Repeat the lines from the one containing "UI element localization: list" to the one containing "bar — [108, 283, 128, 565]", both included.

— Start of Raw records —

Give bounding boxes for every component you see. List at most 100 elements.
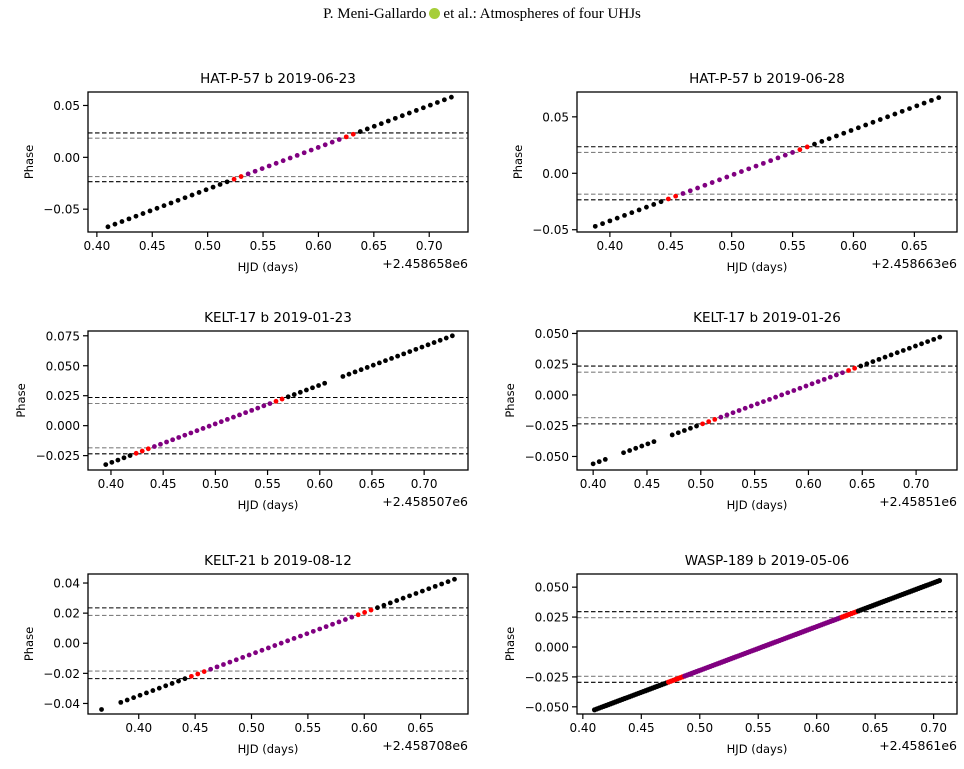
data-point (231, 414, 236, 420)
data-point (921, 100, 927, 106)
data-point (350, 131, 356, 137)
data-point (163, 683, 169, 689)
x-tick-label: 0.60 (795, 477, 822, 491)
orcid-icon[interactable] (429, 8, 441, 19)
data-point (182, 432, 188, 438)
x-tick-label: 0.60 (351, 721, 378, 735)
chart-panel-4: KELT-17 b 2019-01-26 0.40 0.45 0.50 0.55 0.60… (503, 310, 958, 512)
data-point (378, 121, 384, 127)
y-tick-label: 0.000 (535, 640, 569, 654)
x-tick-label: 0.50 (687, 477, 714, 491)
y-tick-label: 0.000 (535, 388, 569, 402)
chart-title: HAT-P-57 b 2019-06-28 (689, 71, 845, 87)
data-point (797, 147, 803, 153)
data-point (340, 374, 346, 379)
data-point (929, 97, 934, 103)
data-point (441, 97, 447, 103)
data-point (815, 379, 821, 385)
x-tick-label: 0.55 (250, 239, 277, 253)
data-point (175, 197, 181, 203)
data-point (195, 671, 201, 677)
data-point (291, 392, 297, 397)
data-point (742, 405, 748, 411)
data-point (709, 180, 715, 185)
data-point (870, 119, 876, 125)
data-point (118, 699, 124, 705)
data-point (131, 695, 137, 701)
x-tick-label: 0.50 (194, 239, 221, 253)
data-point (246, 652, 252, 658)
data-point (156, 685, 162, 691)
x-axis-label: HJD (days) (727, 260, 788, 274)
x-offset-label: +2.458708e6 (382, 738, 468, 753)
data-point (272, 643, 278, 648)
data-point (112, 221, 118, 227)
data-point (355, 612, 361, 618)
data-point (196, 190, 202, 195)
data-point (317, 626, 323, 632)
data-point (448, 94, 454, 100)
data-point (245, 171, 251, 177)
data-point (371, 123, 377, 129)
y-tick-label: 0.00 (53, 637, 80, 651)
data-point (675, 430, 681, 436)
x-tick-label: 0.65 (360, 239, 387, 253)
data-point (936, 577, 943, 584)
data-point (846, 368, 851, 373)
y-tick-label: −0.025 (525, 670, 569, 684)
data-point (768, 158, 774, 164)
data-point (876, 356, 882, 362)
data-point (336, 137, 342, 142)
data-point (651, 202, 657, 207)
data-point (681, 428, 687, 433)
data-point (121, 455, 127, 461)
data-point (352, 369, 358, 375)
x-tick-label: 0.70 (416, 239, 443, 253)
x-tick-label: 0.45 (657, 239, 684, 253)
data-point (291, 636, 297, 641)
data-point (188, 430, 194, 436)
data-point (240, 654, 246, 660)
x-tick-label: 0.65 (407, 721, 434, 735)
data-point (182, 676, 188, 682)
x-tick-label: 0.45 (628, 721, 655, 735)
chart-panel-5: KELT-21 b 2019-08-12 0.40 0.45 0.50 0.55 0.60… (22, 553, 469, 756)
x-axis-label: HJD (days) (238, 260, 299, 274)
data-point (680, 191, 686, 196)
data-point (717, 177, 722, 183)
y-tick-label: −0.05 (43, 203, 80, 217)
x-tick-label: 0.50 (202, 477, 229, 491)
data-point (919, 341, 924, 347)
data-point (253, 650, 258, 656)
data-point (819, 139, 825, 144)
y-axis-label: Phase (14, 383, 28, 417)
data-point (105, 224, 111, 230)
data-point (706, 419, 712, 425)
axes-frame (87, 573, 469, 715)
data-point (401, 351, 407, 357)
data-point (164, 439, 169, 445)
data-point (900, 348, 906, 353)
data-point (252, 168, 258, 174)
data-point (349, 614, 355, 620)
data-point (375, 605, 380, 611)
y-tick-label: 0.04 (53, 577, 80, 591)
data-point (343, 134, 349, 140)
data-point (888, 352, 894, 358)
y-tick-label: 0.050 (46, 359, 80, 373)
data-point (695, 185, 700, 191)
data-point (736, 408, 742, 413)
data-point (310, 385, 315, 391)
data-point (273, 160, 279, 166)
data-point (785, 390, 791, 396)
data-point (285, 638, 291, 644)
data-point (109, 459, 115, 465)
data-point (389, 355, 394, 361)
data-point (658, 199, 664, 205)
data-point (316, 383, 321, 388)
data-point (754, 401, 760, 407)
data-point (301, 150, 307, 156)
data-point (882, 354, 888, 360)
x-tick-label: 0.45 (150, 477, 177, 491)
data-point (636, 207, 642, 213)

— End of Raw records —
— Start of Raw records —

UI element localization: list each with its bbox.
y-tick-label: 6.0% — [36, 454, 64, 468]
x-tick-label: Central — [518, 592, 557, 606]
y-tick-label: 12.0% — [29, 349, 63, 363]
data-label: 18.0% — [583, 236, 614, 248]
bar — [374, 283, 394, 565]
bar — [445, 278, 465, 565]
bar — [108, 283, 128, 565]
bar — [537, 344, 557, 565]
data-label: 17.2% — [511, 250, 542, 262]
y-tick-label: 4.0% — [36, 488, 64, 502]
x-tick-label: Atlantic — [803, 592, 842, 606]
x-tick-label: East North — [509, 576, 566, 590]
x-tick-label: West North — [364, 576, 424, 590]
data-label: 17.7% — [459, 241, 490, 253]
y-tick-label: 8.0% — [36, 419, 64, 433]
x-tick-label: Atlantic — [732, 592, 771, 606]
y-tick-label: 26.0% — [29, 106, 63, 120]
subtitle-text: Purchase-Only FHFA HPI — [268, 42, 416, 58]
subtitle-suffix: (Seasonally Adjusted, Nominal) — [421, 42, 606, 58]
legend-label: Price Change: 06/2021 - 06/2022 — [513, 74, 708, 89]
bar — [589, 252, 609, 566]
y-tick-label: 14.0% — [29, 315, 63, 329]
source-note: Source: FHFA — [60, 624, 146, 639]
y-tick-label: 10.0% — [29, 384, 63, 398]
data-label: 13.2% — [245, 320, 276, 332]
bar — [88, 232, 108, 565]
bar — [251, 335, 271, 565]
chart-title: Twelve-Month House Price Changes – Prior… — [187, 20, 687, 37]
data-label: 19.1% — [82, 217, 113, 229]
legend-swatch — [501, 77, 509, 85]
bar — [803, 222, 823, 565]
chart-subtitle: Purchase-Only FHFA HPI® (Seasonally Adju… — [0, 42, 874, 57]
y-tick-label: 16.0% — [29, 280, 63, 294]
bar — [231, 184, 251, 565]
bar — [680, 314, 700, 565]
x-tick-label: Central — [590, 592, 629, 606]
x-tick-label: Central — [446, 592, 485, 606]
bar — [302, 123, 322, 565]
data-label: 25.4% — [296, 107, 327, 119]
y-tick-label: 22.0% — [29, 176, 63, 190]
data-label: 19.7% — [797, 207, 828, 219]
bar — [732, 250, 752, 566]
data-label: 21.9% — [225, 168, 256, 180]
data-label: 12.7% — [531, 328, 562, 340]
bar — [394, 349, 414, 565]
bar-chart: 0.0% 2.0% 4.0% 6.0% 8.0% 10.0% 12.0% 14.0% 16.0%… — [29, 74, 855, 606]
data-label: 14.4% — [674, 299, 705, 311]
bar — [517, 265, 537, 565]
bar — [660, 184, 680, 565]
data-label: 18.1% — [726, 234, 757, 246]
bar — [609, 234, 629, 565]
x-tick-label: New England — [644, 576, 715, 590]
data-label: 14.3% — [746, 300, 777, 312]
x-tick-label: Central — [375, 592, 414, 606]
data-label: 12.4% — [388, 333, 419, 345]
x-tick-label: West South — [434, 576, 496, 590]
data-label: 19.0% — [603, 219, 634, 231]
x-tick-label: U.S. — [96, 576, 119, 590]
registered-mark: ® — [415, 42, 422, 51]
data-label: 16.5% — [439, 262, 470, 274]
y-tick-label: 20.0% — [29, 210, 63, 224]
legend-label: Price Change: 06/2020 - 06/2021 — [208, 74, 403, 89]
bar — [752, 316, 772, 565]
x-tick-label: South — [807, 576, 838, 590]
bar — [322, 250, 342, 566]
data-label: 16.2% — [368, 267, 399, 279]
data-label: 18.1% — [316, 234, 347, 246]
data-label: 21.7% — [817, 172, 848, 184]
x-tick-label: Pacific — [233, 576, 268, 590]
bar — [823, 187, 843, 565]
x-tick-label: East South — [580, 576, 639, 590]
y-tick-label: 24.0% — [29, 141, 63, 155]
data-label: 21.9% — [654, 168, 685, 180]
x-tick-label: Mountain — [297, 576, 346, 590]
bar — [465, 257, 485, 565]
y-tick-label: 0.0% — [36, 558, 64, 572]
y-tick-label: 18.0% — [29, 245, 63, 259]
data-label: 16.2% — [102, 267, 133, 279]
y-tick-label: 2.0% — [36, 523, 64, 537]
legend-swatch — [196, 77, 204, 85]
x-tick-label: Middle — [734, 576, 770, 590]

— End of Raw records —
— Start of Raw records —

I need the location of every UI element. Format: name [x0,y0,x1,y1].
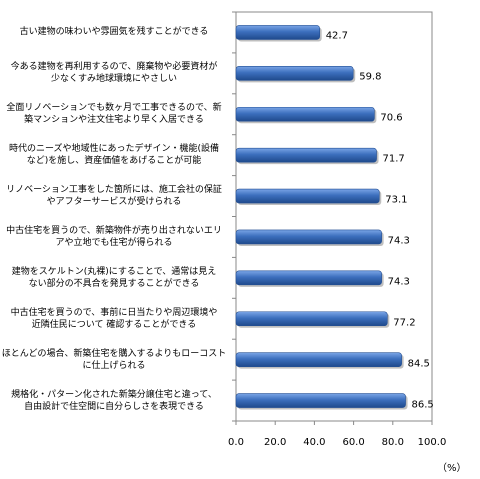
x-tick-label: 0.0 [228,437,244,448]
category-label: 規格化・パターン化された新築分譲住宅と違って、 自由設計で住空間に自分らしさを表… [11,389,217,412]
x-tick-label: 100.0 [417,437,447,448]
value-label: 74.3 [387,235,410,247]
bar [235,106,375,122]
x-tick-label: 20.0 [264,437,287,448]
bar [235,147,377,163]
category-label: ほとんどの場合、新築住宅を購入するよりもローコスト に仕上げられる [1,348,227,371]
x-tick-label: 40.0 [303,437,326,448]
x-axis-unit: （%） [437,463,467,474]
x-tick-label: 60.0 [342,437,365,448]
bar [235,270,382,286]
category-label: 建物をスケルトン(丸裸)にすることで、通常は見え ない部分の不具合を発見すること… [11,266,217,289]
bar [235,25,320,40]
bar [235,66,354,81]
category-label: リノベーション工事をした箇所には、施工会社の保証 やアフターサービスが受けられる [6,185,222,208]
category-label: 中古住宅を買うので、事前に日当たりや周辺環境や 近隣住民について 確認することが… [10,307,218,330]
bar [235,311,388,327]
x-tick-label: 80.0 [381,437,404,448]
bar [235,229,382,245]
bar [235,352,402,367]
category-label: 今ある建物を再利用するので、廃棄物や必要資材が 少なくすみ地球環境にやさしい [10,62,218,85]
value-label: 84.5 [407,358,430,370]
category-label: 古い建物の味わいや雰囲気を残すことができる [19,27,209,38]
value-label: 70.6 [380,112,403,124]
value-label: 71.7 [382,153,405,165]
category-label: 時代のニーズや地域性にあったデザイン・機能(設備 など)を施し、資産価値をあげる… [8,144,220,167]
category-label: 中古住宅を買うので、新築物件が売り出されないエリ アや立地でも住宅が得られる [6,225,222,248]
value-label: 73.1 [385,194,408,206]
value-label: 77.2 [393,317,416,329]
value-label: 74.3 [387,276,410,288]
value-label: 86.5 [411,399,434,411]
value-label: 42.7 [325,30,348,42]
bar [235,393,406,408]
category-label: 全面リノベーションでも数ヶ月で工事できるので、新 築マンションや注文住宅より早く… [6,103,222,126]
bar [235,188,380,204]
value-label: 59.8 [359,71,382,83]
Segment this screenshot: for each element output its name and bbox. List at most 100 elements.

— End of Raw records —

Answer to this exercise:
UI element localization: list each with its bbox.
y-tick-label: 6.0% — [36, 454, 64, 468]
x-tick-label: Central — [518, 592, 557, 606]
y-tick-label: 12.0% — [29, 349, 63, 363]
data-label: 18.0% — [583, 236, 614, 248]
bar — [374, 283, 394, 565]
bar — [445, 278, 465, 565]
bar — [108, 283, 128, 565]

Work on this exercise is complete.